TASK OBJECTIVE
Look for the string "Жилянская" in the lines and copy each line that has it.

EXTRACTED RECORDS
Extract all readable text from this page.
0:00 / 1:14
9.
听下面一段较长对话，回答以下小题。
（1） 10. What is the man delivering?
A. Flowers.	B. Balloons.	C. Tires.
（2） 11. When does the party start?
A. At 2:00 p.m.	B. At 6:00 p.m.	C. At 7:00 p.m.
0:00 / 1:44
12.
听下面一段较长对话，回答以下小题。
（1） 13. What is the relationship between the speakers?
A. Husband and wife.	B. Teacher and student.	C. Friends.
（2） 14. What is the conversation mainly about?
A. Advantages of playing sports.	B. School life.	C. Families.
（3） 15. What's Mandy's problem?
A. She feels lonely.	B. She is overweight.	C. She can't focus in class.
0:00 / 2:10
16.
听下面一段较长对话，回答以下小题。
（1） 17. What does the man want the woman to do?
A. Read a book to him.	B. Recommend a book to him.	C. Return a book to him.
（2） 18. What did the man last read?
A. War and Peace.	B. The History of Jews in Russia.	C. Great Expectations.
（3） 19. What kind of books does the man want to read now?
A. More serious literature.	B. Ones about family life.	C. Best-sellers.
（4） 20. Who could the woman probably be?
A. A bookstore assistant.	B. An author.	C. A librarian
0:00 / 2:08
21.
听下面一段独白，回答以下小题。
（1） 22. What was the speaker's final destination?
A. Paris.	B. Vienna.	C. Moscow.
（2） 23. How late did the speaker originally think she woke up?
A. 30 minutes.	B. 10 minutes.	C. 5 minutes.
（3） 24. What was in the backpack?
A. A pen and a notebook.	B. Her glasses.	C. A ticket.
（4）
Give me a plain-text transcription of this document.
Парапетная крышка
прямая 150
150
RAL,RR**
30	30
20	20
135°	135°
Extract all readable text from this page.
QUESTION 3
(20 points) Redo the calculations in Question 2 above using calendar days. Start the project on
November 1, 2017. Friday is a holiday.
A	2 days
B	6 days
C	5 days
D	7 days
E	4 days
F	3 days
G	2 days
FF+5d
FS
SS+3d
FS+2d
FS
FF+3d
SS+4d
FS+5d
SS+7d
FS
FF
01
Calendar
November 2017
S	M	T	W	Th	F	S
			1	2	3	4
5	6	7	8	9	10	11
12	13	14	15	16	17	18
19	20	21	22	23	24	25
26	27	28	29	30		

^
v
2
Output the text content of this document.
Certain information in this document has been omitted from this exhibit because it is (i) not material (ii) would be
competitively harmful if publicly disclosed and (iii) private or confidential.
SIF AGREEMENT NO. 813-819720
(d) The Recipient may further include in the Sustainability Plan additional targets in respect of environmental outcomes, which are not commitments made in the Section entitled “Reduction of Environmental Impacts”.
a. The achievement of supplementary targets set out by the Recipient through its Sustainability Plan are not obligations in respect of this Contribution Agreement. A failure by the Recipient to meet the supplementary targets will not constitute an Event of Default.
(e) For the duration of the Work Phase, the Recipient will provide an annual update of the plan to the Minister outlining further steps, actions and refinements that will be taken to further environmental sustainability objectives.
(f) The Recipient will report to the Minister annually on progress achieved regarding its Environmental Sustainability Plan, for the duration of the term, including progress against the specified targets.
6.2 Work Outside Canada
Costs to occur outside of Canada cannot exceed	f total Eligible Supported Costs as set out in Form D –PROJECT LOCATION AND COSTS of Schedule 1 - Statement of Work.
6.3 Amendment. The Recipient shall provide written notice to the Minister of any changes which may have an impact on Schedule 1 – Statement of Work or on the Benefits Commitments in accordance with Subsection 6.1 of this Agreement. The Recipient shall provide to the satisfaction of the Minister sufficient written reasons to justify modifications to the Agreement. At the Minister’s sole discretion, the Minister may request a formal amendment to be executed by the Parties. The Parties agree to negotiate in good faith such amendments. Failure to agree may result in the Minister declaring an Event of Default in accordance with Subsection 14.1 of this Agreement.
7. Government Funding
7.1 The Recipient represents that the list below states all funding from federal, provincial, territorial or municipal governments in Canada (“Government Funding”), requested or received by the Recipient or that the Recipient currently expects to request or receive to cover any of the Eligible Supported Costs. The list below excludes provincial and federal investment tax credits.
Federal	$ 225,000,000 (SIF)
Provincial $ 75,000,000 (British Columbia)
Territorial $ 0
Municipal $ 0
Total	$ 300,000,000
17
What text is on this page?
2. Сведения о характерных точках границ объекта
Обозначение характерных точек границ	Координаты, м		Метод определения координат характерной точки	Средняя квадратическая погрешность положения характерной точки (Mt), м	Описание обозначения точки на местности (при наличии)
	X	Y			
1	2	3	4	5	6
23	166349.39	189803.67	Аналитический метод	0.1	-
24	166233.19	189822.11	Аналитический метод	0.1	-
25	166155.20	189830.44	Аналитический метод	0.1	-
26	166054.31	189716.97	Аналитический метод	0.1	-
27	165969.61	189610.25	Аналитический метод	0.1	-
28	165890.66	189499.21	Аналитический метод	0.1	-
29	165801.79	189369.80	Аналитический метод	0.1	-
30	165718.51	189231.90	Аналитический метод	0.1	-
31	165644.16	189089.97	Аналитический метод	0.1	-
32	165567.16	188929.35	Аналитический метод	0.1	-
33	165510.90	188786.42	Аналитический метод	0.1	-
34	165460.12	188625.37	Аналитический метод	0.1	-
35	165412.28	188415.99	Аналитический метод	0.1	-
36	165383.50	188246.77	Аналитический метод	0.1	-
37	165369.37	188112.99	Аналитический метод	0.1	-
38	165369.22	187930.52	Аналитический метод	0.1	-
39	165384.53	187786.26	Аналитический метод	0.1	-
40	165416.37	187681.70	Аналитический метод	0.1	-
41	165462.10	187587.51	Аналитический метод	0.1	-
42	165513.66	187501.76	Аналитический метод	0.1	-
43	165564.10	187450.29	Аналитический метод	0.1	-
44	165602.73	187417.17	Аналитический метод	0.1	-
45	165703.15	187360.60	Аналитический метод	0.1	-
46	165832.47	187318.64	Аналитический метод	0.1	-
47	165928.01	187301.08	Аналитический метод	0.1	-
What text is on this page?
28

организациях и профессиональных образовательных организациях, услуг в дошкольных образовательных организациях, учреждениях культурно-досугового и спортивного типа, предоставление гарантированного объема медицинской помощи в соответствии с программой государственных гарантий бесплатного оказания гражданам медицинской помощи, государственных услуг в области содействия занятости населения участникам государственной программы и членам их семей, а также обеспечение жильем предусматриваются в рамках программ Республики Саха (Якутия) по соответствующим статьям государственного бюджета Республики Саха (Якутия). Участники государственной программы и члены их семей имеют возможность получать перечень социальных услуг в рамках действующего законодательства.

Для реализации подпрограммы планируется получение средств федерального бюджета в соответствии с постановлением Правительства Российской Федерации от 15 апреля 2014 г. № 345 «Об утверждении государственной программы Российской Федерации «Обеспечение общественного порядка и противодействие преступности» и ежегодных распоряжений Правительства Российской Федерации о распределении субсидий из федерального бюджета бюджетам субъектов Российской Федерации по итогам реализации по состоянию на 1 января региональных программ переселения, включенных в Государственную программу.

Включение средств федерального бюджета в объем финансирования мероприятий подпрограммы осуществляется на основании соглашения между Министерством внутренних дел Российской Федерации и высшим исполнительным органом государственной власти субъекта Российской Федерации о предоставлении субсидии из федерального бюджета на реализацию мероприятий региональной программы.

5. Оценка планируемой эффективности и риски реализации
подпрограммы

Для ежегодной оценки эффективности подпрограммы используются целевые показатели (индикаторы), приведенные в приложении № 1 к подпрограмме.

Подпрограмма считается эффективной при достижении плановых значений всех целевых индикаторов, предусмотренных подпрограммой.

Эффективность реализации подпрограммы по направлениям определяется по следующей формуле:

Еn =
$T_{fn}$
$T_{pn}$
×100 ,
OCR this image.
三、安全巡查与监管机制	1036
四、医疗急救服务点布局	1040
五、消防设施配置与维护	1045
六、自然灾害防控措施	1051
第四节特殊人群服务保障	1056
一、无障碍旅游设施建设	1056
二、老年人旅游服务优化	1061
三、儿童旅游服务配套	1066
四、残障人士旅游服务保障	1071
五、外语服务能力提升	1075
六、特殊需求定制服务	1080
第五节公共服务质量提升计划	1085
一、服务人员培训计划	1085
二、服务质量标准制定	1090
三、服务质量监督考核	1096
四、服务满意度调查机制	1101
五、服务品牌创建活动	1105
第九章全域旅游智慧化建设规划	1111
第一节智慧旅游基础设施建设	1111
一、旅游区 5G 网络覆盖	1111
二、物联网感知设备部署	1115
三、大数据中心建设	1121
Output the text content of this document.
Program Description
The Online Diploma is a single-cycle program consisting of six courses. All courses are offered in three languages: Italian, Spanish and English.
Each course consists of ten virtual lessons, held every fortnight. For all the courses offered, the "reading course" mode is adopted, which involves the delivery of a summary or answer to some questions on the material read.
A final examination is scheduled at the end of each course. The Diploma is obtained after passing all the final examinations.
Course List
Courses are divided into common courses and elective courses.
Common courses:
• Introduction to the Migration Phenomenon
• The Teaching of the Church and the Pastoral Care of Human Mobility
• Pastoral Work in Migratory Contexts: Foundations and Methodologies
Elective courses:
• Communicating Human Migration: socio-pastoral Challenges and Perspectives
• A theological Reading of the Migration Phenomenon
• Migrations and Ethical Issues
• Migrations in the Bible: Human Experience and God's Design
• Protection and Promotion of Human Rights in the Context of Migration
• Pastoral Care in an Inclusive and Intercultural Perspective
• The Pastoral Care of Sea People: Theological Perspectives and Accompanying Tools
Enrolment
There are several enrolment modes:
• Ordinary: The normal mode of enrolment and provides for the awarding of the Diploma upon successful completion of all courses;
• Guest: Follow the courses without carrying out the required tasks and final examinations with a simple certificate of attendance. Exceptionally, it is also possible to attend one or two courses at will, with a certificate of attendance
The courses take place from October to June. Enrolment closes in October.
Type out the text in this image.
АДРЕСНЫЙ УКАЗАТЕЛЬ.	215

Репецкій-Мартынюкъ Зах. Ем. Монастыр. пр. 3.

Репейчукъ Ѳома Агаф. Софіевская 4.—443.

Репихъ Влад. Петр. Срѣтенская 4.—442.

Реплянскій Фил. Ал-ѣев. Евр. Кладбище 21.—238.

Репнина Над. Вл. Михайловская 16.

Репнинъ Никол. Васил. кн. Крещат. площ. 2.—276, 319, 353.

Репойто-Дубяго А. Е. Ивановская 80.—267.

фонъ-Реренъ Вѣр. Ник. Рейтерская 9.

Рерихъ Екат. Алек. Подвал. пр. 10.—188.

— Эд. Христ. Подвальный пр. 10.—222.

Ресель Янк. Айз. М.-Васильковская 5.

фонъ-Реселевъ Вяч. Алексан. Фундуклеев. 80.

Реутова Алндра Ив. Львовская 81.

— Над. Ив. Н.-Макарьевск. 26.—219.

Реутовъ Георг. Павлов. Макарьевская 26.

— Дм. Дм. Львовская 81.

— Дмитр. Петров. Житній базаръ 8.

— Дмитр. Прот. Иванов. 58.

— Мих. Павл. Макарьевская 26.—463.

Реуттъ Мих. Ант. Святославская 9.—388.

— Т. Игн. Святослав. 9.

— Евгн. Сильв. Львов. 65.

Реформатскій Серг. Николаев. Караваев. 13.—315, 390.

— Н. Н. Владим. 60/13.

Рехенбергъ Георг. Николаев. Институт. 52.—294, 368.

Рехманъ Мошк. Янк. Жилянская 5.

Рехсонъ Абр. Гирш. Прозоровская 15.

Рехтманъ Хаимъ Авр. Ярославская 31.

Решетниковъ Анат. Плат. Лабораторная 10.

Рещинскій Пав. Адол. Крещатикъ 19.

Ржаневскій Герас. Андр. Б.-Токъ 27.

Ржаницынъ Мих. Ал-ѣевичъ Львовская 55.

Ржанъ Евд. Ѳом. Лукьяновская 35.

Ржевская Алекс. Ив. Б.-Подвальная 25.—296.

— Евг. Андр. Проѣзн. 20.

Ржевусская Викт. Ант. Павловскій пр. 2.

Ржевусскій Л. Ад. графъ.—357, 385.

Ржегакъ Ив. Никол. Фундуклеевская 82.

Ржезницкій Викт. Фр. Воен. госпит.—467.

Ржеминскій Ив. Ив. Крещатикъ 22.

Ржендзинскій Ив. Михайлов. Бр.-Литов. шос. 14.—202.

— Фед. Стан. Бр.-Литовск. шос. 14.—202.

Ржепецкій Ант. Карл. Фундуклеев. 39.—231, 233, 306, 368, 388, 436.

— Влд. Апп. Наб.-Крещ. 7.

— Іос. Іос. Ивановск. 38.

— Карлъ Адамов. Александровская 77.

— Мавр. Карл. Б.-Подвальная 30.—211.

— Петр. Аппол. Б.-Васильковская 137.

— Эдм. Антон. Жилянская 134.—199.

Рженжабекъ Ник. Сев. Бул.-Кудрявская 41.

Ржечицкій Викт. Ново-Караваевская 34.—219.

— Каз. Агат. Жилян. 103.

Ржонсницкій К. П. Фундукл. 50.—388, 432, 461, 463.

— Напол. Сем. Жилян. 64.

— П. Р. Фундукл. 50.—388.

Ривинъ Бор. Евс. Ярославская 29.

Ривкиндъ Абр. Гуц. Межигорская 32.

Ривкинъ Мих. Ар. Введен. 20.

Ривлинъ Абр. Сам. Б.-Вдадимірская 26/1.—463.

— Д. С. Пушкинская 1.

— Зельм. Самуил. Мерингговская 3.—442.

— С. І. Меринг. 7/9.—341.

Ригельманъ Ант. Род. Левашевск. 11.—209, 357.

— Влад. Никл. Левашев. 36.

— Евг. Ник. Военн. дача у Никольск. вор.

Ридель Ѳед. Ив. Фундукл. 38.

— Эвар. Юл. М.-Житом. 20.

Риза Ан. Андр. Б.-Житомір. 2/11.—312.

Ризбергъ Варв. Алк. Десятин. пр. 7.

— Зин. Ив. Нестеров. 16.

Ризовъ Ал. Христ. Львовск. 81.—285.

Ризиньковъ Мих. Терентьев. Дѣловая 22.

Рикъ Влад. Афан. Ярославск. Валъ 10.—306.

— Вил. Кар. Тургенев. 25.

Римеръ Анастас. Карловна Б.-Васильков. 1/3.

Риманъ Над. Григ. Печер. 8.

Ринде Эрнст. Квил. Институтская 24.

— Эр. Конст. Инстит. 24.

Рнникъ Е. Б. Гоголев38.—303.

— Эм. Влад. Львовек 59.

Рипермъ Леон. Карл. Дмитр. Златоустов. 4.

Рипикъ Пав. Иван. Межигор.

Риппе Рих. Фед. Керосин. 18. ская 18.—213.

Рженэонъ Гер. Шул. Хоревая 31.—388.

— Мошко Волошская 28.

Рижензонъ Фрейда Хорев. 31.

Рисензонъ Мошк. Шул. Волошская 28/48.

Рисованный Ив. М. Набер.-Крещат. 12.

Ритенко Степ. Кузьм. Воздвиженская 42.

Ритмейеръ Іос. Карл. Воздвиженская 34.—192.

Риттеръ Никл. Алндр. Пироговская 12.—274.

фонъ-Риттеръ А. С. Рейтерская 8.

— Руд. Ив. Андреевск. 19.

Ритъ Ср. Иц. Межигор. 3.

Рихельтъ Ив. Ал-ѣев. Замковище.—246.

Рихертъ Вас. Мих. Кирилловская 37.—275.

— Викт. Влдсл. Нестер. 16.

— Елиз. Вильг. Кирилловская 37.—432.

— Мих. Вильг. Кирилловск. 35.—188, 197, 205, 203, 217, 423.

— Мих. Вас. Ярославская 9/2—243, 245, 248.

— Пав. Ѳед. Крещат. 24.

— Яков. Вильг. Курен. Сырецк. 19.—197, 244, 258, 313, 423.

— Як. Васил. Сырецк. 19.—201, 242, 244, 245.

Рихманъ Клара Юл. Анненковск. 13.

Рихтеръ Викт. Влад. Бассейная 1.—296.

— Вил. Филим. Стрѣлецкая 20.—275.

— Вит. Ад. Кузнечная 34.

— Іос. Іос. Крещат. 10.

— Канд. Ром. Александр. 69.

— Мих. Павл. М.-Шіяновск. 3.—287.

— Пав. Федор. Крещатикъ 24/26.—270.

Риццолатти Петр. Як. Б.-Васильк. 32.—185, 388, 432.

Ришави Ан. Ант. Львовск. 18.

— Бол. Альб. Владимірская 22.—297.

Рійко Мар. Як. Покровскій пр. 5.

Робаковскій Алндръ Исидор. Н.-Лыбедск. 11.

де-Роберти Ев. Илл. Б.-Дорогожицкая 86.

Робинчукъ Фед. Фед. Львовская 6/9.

ANSWER TO THE PROBLEM
Рехманъ Мошк. Янк. Жилянская 5.
— Эдм. Антон. Жилянская 134.—199.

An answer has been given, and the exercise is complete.